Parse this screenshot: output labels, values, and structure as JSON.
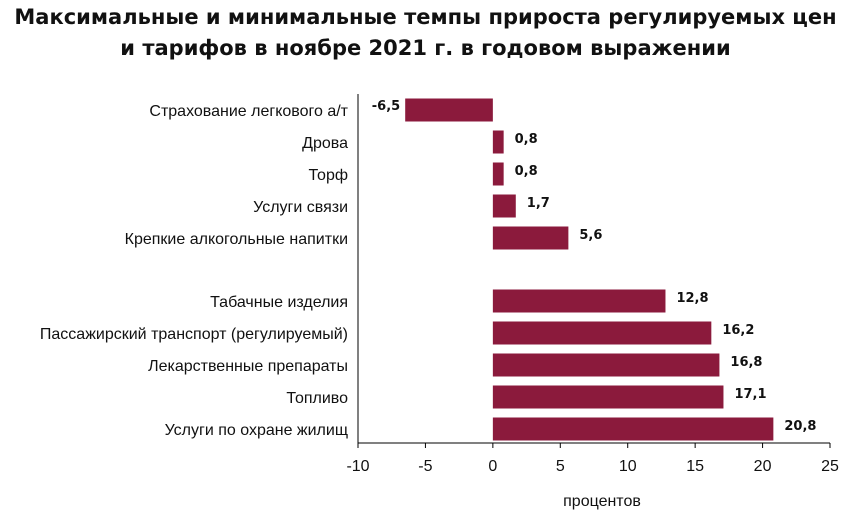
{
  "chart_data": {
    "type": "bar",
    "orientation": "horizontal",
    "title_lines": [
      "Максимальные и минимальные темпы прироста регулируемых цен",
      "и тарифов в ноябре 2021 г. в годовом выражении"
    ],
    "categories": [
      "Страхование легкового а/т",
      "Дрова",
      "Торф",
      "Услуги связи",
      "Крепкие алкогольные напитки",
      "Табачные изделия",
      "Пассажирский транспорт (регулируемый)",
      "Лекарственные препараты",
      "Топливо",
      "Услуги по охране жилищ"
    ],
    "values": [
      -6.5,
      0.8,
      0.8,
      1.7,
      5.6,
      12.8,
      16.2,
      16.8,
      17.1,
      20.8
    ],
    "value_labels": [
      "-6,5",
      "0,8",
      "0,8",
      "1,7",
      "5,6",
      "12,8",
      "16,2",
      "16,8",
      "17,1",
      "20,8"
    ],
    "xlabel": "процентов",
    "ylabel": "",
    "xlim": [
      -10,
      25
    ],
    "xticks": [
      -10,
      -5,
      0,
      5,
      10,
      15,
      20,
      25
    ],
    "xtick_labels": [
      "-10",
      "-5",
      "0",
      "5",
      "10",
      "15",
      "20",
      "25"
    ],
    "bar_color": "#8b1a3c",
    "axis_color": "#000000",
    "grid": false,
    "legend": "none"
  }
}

################

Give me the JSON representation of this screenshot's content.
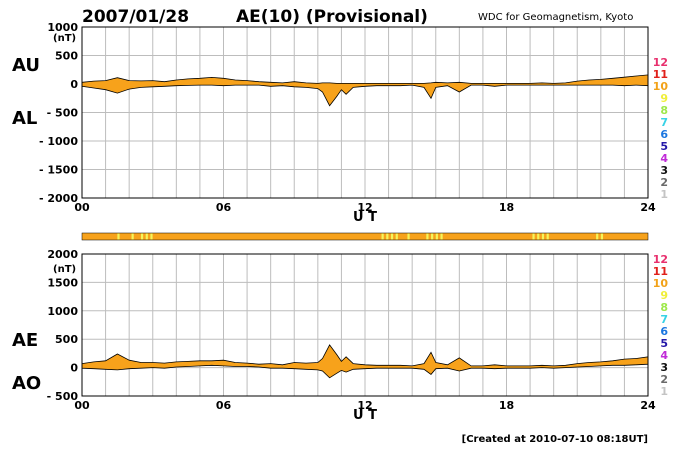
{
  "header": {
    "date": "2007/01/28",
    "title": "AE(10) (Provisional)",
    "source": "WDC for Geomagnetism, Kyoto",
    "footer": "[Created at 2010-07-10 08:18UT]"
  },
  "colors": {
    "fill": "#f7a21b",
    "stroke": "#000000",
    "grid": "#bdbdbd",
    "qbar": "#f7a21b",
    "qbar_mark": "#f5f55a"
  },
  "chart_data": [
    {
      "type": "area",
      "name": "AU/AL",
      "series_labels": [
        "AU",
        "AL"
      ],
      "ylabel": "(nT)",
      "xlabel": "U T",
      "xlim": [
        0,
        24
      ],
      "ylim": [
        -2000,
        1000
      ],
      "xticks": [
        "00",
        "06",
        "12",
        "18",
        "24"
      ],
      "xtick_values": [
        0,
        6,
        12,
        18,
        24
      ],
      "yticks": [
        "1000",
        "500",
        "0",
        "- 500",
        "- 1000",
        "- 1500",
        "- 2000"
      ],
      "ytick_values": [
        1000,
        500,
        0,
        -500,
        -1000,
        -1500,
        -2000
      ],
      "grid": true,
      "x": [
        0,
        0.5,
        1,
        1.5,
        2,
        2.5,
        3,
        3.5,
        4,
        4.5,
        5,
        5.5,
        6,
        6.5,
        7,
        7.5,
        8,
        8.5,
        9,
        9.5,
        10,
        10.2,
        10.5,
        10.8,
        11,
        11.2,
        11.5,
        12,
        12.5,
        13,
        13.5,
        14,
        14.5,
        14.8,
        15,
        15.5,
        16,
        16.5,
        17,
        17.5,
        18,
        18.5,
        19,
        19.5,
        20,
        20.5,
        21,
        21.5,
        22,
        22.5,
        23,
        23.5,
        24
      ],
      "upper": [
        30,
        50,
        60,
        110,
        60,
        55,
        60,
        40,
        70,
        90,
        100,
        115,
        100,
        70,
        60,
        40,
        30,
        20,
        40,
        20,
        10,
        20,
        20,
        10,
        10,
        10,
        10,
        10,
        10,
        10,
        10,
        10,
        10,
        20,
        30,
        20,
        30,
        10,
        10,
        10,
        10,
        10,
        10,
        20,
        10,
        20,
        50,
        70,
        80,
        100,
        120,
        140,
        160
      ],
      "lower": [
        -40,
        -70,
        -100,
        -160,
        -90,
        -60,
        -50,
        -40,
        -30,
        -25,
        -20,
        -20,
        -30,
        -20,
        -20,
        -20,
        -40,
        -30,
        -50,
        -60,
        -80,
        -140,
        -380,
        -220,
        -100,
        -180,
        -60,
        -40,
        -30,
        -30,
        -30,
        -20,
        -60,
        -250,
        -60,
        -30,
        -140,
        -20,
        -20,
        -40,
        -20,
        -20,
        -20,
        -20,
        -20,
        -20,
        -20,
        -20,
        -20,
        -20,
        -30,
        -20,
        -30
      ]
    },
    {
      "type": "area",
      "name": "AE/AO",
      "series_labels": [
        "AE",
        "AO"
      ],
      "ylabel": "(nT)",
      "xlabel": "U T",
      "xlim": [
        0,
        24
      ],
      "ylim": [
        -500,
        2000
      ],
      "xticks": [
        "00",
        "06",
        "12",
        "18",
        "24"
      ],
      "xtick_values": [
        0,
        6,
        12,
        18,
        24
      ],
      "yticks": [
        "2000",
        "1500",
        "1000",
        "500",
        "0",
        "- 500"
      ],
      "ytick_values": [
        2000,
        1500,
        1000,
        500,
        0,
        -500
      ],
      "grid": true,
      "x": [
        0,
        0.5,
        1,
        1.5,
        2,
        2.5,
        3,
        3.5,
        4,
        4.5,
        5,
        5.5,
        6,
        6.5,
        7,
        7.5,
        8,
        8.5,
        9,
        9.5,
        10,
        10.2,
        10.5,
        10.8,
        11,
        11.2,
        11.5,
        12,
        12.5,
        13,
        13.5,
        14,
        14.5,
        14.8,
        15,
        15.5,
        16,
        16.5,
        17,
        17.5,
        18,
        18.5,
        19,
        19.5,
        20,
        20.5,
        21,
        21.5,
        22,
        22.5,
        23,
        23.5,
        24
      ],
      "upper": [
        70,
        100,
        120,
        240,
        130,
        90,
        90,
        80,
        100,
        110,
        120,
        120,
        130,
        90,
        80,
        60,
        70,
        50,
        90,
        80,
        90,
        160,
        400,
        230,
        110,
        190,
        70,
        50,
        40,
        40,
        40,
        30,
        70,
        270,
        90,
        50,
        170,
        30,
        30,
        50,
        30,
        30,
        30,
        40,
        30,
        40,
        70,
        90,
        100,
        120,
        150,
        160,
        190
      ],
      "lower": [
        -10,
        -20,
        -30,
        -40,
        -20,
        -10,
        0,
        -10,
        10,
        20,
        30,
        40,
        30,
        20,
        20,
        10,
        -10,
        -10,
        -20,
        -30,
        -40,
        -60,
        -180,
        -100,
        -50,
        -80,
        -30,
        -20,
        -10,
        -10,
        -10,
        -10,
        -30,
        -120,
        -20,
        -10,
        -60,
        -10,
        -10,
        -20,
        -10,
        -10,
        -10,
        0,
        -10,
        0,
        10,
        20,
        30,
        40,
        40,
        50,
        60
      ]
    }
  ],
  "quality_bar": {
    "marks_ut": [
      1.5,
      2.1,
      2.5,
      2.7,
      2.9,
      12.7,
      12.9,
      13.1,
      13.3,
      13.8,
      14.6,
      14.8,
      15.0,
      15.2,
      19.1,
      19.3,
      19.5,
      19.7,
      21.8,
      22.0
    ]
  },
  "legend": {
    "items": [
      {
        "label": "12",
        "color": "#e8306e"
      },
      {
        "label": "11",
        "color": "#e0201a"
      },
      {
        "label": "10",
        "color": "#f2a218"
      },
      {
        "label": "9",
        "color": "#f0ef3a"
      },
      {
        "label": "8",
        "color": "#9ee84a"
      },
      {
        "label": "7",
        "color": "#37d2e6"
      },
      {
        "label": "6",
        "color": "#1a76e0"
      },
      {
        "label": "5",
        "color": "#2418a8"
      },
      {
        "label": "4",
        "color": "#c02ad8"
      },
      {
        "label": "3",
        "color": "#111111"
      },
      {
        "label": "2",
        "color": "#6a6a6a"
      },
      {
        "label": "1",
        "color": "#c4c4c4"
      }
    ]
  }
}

################

**Task brief**. Return each full line of the entries that contains the word "screenshot".

**Exercise solution**.
Parse this screenshot: output labels, values, and structure as JSON.
Give me the JSON representation of this screenshot's content.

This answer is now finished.